> **Records supplied**
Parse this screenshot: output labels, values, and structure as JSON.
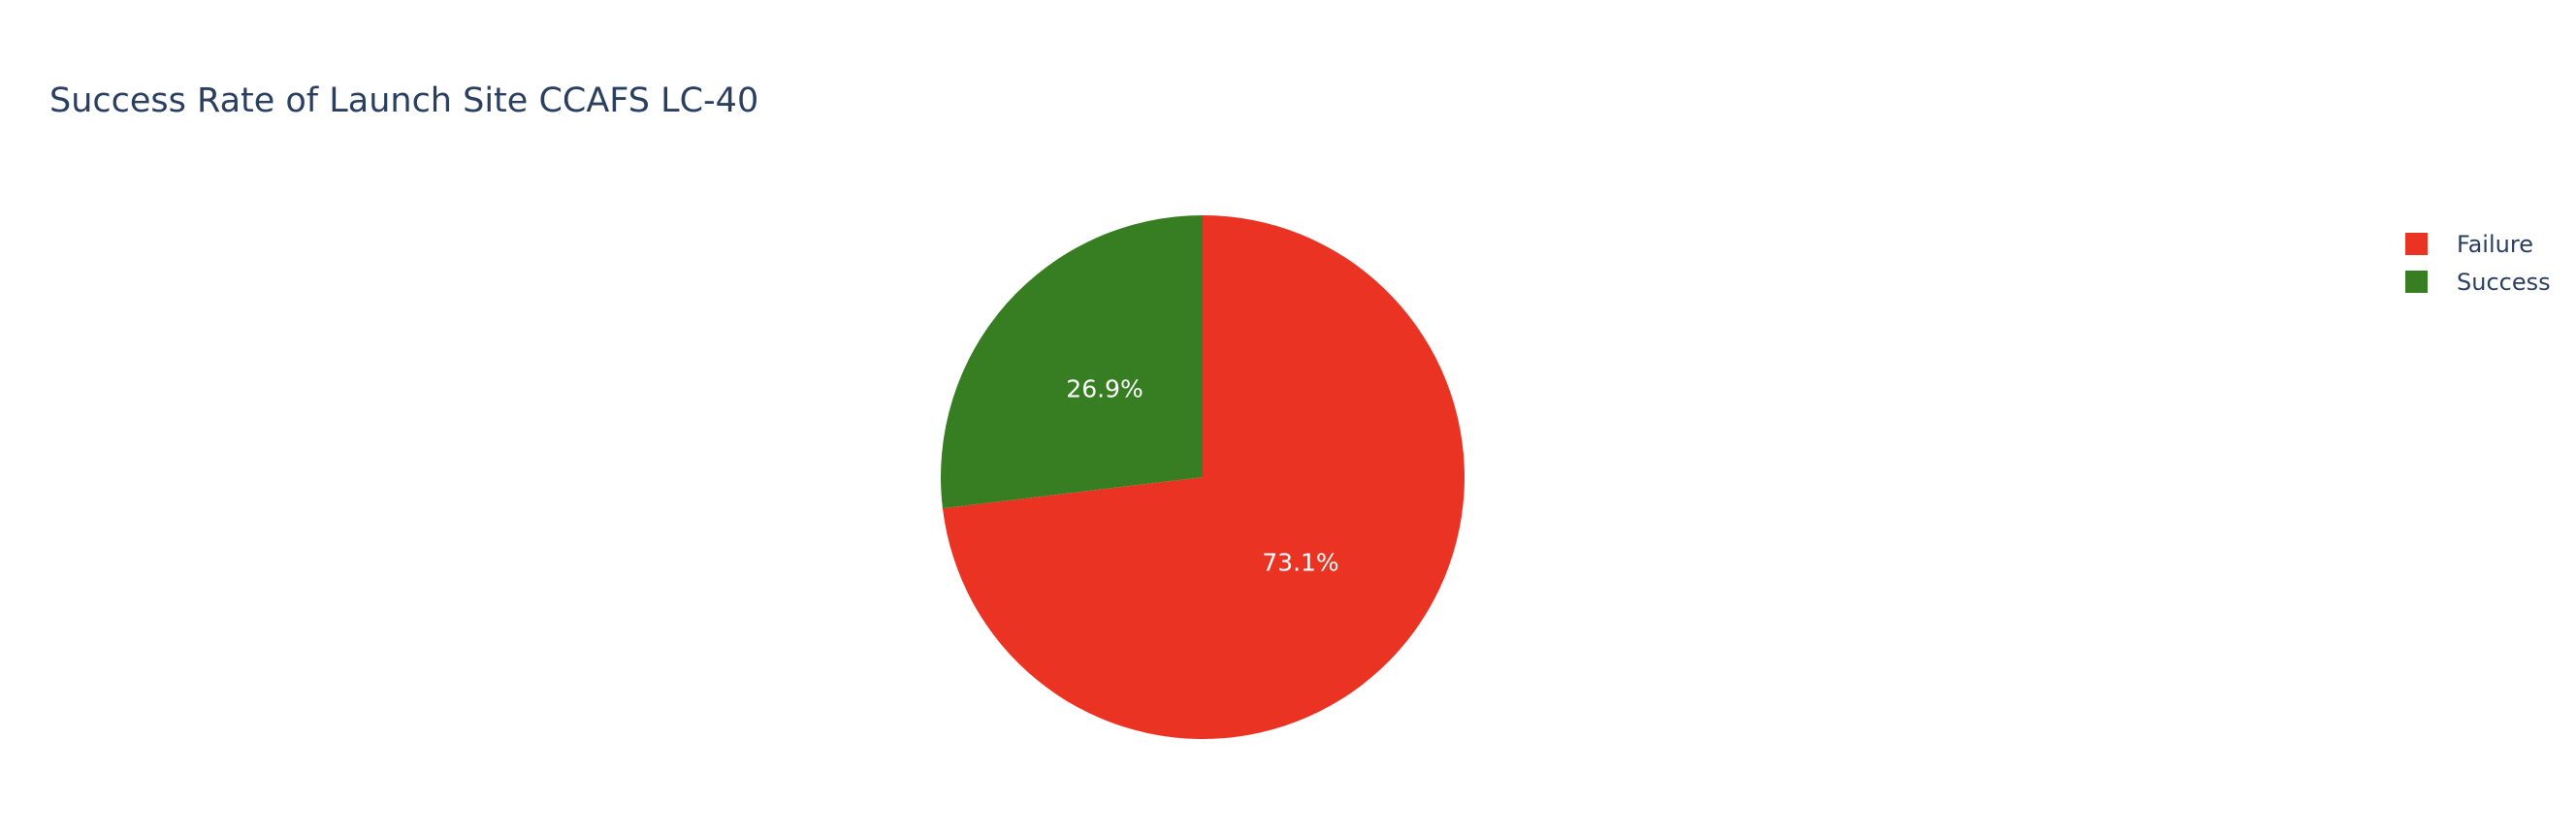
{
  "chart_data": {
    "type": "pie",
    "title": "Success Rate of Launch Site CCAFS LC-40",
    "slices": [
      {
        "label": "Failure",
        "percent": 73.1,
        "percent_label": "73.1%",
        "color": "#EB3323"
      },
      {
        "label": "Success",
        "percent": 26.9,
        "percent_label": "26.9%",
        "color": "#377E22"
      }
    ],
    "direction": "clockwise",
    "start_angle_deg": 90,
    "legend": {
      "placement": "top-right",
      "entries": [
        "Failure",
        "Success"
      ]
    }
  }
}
--
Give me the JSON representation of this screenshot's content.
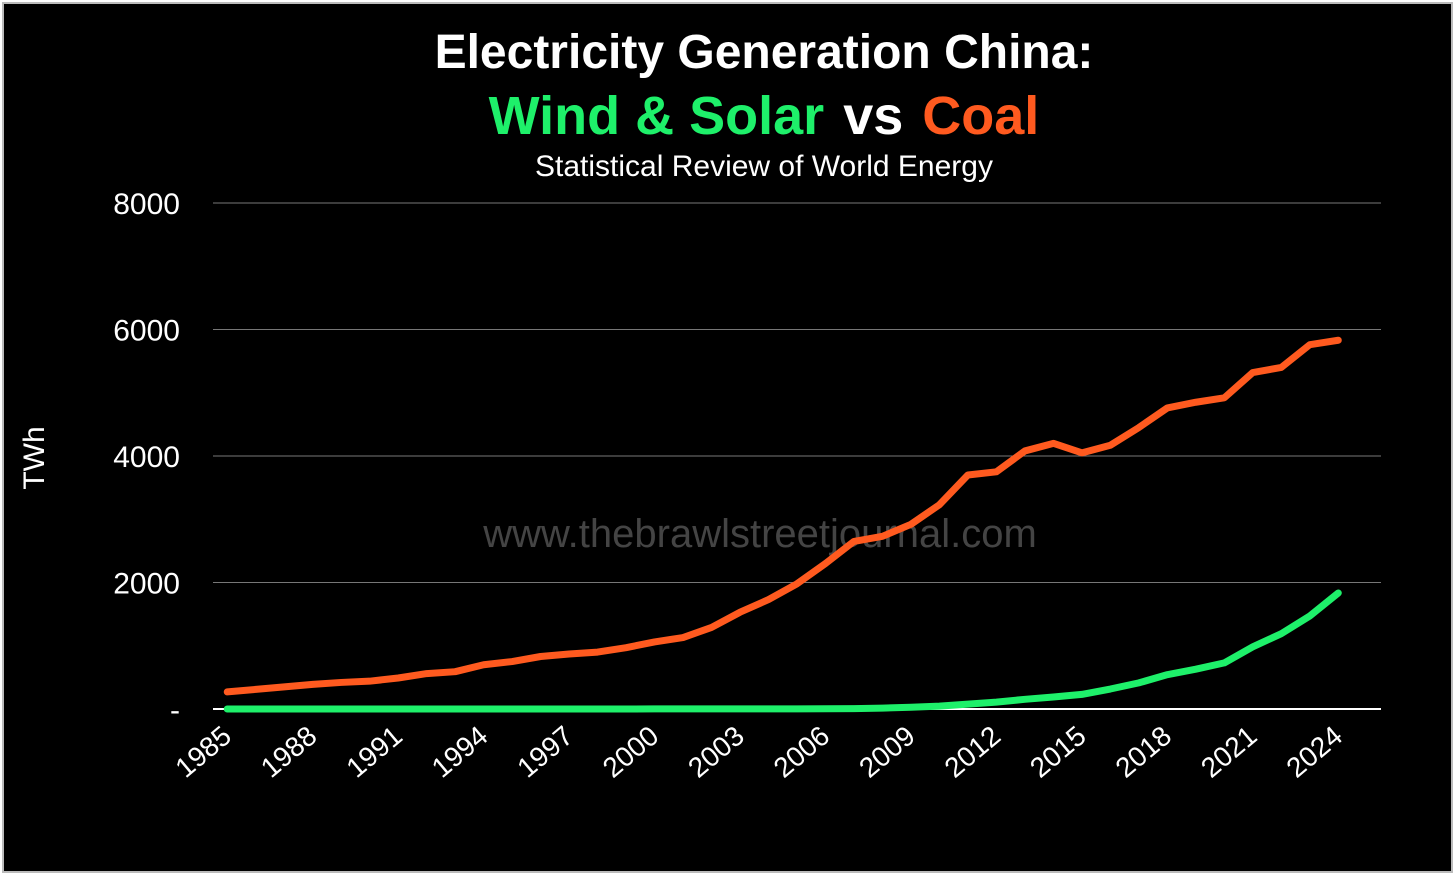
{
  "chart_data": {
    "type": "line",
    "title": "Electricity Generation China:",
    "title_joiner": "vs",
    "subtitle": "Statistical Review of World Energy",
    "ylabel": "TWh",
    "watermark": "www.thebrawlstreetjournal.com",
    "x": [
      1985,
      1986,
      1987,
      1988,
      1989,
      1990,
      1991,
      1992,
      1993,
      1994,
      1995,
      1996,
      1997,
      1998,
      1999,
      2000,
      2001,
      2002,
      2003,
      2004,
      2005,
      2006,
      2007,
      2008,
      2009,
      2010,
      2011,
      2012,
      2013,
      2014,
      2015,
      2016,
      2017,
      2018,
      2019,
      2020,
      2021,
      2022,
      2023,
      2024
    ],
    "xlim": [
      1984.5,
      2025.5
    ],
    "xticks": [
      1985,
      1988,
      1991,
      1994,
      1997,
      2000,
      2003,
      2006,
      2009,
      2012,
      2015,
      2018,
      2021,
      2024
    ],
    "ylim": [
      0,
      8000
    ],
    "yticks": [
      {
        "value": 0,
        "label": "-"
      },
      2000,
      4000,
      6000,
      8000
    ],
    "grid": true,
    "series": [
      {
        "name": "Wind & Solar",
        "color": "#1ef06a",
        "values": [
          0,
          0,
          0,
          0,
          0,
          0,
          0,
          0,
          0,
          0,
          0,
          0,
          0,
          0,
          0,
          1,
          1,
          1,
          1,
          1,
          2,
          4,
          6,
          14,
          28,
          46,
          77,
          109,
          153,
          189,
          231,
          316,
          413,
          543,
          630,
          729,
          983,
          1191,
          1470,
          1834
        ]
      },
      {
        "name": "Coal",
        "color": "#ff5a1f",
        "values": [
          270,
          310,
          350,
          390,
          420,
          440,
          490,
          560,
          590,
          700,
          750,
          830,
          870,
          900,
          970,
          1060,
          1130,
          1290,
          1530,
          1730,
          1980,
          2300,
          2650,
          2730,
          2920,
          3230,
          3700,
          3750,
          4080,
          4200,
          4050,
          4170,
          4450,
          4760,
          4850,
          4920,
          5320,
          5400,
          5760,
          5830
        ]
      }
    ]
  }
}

> **The problem**
Pick out the lines containing the string "JSON".

> **Output below**
Parse this screenshot: output labels, values, and structure as JSON.
Give me the JSON representation of this screenshot's content.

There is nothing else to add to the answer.